*The request*. Your task is to reproduce the material exactly.

*Entries*.
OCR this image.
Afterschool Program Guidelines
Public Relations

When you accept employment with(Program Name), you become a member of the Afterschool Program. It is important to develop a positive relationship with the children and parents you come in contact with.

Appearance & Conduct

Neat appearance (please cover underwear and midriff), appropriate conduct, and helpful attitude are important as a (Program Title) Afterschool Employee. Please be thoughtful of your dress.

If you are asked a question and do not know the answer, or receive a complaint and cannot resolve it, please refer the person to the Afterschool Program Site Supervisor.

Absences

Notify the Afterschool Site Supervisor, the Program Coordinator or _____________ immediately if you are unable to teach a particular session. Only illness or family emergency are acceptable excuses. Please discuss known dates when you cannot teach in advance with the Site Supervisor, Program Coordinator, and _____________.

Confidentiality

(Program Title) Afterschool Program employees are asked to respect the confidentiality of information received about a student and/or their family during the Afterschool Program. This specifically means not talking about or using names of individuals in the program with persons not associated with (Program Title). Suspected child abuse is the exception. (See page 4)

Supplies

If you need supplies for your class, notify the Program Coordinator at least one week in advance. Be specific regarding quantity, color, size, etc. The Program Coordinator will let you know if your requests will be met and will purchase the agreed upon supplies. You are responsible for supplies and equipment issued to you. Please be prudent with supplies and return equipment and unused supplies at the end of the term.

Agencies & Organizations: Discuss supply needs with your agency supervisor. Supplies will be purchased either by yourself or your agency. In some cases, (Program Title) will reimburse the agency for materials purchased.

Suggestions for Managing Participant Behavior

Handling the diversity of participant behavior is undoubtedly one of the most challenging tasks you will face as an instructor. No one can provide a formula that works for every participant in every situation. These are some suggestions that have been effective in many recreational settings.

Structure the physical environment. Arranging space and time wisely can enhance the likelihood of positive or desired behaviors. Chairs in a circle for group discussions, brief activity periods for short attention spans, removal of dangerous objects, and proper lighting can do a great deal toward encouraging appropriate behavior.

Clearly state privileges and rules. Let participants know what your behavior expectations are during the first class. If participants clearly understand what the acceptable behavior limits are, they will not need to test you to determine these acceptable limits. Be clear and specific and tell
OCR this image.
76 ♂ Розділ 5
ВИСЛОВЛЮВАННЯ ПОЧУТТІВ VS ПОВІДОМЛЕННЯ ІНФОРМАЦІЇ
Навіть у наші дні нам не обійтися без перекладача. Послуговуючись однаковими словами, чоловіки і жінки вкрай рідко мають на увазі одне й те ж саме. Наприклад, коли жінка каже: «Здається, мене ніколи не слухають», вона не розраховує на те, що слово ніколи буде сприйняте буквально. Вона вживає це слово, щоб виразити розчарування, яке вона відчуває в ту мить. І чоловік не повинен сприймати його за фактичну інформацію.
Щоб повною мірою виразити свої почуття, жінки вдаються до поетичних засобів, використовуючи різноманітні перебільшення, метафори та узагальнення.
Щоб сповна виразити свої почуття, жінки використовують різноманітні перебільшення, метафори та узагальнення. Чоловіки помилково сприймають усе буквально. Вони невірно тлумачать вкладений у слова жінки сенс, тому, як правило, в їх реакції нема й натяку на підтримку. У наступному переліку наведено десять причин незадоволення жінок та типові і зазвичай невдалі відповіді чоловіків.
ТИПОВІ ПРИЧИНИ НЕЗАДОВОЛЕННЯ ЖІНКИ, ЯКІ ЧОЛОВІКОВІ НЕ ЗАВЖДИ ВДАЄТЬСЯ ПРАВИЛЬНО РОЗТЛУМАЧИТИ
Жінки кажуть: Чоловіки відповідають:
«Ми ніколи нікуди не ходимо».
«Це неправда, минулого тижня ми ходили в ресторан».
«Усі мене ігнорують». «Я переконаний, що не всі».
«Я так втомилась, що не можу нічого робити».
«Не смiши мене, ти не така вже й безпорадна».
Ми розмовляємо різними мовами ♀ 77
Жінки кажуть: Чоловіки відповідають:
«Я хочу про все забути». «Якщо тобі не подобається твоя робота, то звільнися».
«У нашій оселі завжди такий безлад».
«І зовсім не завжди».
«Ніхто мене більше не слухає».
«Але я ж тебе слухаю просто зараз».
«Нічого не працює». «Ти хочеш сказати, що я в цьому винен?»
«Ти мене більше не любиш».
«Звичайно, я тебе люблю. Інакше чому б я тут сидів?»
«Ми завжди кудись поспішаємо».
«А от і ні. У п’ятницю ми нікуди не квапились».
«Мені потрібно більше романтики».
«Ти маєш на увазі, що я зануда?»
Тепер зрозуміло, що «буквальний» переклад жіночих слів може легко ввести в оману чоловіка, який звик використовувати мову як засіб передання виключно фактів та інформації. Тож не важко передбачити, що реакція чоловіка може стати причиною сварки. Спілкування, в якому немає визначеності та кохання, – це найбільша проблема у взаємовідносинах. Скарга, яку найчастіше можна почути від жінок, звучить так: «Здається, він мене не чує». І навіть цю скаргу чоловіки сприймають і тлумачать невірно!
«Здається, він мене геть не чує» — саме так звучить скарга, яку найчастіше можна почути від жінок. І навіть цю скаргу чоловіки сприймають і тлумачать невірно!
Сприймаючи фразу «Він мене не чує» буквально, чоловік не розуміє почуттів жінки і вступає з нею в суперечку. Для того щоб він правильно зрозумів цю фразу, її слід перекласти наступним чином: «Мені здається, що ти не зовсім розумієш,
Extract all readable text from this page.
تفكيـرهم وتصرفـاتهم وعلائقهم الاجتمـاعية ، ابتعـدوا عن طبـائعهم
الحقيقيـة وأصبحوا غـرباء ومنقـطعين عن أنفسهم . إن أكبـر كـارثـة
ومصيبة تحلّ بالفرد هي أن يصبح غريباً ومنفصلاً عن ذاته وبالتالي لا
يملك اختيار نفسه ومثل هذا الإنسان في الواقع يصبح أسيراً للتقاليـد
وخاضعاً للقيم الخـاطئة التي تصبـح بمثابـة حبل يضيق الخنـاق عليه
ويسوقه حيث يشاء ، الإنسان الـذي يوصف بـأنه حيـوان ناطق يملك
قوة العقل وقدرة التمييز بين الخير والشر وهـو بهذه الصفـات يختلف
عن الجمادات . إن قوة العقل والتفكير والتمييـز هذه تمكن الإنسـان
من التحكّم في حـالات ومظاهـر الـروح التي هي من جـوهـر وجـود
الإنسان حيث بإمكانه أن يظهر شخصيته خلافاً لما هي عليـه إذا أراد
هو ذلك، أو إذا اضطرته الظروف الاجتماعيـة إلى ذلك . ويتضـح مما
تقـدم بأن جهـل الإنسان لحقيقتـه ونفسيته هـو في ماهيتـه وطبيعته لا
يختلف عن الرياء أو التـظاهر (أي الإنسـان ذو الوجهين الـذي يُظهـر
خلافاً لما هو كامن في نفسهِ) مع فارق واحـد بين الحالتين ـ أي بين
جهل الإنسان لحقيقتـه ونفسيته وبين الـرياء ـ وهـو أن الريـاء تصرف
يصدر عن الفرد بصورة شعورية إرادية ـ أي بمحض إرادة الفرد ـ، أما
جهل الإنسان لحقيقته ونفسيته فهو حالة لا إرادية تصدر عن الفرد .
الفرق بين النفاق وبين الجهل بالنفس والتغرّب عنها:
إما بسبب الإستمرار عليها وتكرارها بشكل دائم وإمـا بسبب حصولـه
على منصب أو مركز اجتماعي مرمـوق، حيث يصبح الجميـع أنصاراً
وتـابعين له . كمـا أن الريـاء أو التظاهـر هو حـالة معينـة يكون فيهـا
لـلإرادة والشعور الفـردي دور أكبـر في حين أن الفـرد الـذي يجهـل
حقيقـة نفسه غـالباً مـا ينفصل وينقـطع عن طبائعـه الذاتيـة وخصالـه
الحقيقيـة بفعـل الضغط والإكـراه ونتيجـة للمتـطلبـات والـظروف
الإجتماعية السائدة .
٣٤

*Written answer*.
OCR this image.
Afterschool Program Guidelines
Public Relations

When you accept employment with(Program Name), you become a member of the Afterschool Program. It is important to develop a positive relationship with the children and parents you come in contact with.

Appearance & Conduct

Neat appearance (please cover underwear and midriff), appropriate conduct, and helpful attitude are important as a (Program Title) Afterschool Employee. Please be thoughtful of your dress.

If you are asked a question and do not know the answer, or receive a complaint and cannot resolve it, please refer the person to the Afterschool Program Site Supervisor.

Absences

Notify the Afterschool Site Supervisor, the Program Coordinator or _____________ immediately if you are unable to teach a particular session. Only illness or family emergency are acceptable excuses. Please discuss known dates when you cannot teach in advance with the Site Supervisor, Program Coordinator, and _____________.

Confidentiality

(Program Title) Afterschool Program employees are asked to respect the confidentiality of information received about a student and/or their family during the Afterschool Program. This specifically means not talking about or using names of individuals in the program with persons not associated with (Program Title). Suspected child abuse is the exception. (See page 4)

Supplies

If you need supplies for your class, notify the Program Coordinator at least one week in advance. Be specific regarding quantity, color, size, etc. The Program Coordinator will let you know if your requests will be met and will purchase the agreed upon supplies. You are responsible for supplies and equipment issued to you. Please be prudent with supplies and return equipment and unused supplies at the end of the term.

Agencies & Organizations: Discuss supply needs with your agency supervisor. Supplies will be purchased either by yourself or your agency. In some cases, (Program Title) will reimburse the agency for materials purchased.

Suggestions for Managing Participant Behavior

Handling the diversity of participant behavior is undoubtedly one of the most challenging tasks you will face as an instructor. No one can provide a formula that works for every participant in every situation. These are some suggestions that have been effective in many recreational settings.

Structure the physical environment. Arranging space and time wisely can enhance the likelihood of positive or desired behaviors. Chairs in a circle for group discussions, brief activity periods for short attention spans, removal of dangerous objects, and proper lighting can do a great deal toward encouraging appropriate behavior.

Clearly state privileges and rules. Let participants know what your behavior expectations are during the first class. If participants clearly understand what the acceptable behavior limits are, they will not need to test you to determine these acceptable limits. Be clear and specific and tell
OCR this image.
76 ♂ Розділ 5
ВИСЛОВЛЮВАННЯ ПОЧУТТІВ VS ПОВІДОМЛЕННЯ ІНФОРМАЦІЇ
Навіть у наші дні нам не обійтися без перекладача. Послуговуючись однаковими словами, чоловіки і жінки вкрай рідко мають на увазі одне й те ж саме. Наприклад, коли жінка каже: «Здається, мене ніколи не слухають», вона не розраховує на те, що слово ніколи буде сприйняте буквально. Вона вживає це слово, щоб виразити розчарування, яке вона відчуває в ту мить. І чоловік не повинен сприймати його за фактичну інформацію.
Щоб повною мірою виразити свої почуття, жінки вдаються до поетичних засобів, використовуючи різноманітні перебільшення, метафори та узагальнення.
Щоб сповна виразити свої почуття, жінки використовують різноманітні перебільшення, метафори та узагальнення. Чоловіки помилково сприймають усе буквально. Вони невірно тлумачать вкладений у слова жінки сенс, тому, як правило, в їх реакції нема й натяку на підтримку. У наступному переліку наведено десять причин незадоволення жінок та типові і зазвичай невдалі відповіді чоловіків.
ТИПОВІ ПРИЧИНИ НЕЗАДОВОЛЕННЯ ЖІНКИ, ЯКІ ЧОЛОВІКОВІ НЕ ЗАВЖДИ ВДАЄТЬСЯ ПРАВИЛЬНО РОЗТЛУМАЧИТИ
Жінки кажуть: Чоловіки відповідають:
«Ми ніколи нікуди не ходимо».
«Це неправда, минулого тижня ми ходили в ресторан».
«Усі мене ігнорують». «Я переконаний, що не всі».
«Я так втомилась, що не можу нічого робити».
«Не смiши мене, ти не така вже й безпорадна».
Ми розмовляємо різними мовами ♀ 77
Жінки кажуть: Чоловіки відповідають:
«Я хочу про все забути». «Якщо тобі не подобається твоя робота, то звільнися».
«У нашій оселі завжди такий безлад».
«І зовсім не завжди».
«Ніхто мене більше не слухає».
«Але я ж тебе слухаю просто зараз».
«Нічого не працює». «Ти хочеш сказати, що я в цьому винен?»
«Ти мене більше не любиш».
«Звичайно, я тебе люблю. Інакше чому б я тут сидів?»
«Ми завжди кудись поспішаємо».
«А от і ні. У п’ятницю ми нікуди не квапились».
«Мені потрібно більше романтики».
«Ти маєш на увазі, що я зануда?»
Тепер зрозуміло, що «буквальний» переклад жіночих слів може легко ввести в оману чоловіка, який звик використовувати мову як засіб передання виключно фактів та інформації. Тож не важко передбачити, що реакція чоловіка може стати причиною сварки. Спілкування, в якому немає визначеності та кохання, – це найбільша проблема у взаємовідносинах. Скарга, яку найчастіше можна почути від жінок, звучить так: «Здається, він мене не чує». І навіть цю скаргу чоловіки сприймають і тлумачать невірно!
«Здається, він мене геть не чує» — саме так звучить скарга, яку найчастіше можна почути від жінок. І навіть цю скаргу чоловіки сприймають і тлумачать невірно!
Сприймаючи фразу «Він мене не чує» буквально, чоловік не розуміє почуттів жінки і вступає з нею в суперечку. Для того щоб він правильно зрозумів цю фразу, її слід перекласти наступним чином: «Мені здається, що ти не зовсім розумієш,
Extract all readable text from this page.
تفكيـرهم وتصرفـاتهم وعلائقهم الاجتمـاعية ، ابتعـدوا عن طبـائعهم
الحقيقيـة وأصبحوا غـرباء ومنقـطعين عن أنفسهم . إن أكبـر كـارثـة
ومصيبة تحلّ بالفرد هي أن يصبح غريباً ومنفصلاً عن ذاته وبالتالي لا
يملك اختيار نفسه ومثل هذا الإنسان في الواقع يصبح أسيراً للتقاليـد
وخاضعاً للقيم الخـاطئة التي تصبـح بمثابـة حبل يضيق الخنـاق عليه
ويسوقه حيث يشاء ، الإنسان الـذي يوصف بـأنه حيـوان ناطق يملك
قوة العقل وقدرة التمييز بين الخير والشر وهـو بهذه الصفـات يختلف
عن الجمادات . إن قوة العقل والتفكير والتمييـز هذه تمكن الإنسـان
من التحكّم في حـالات ومظاهـر الـروح التي هي من جـوهـر وجـود
الإنسان حيث بإمكانه أن يظهر شخصيته خلافاً لما هي عليـه إذا أراد
هو ذلك، أو إذا اضطرته الظروف الاجتماعيـة إلى ذلك . ويتضـح مما
تقـدم بأن جهـل الإنسان لحقيقتـه ونفسيته هـو في ماهيتـه وطبيعته لا
يختلف عن الرياء أو التـظاهر (أي الإنسـان ذو الوجهين الـذي يُظهـر
خلافاً لما هو كامن في نفسهِ) مع فارق واحـد بين الحالتين ـ أي بين
جهل الإنسان لحقيقتـه ونفسيته وبين الـرياء ـ وهـو أن الريـاء تصرف
يصدر عن الفرد بصورة شعورية إرادية ـ أي بمحض إرادة الفرد ـ، أما
جهل الإنسان لحقيقته ونفسيته فهو حالة لا إرادية تصدر عن الفرد .
الفرق بين النفاق وبين الجهل بالنفس والتغرّب عنها:
إما بسبب الإستمرار عليها وتكرارها بشكل دائم وإمـا بسبب حصولـه
على منصب أو مركز اجتماعي مرمـوق، حيث يصبح الجميـع أنصاراً
وتـابعين له . كمـا أن الريـاء أو التظاهـر هو حـالة معينـة يكون فيهـا
لـلإرادة والشعور الفـردي دور أكبـر في حين أن الفـرد الـذي يجهـل
حقيقـة نفسه غـالباً مـا ينفصل وينقـطع عن طبائعـه الذاتيـة وخصالـه
الحقيقيـة بفعـل الضغط والإكـراه ونتيجـة للمتـطلبـات والـظروف
الإجتماعية السائدة .
٣٤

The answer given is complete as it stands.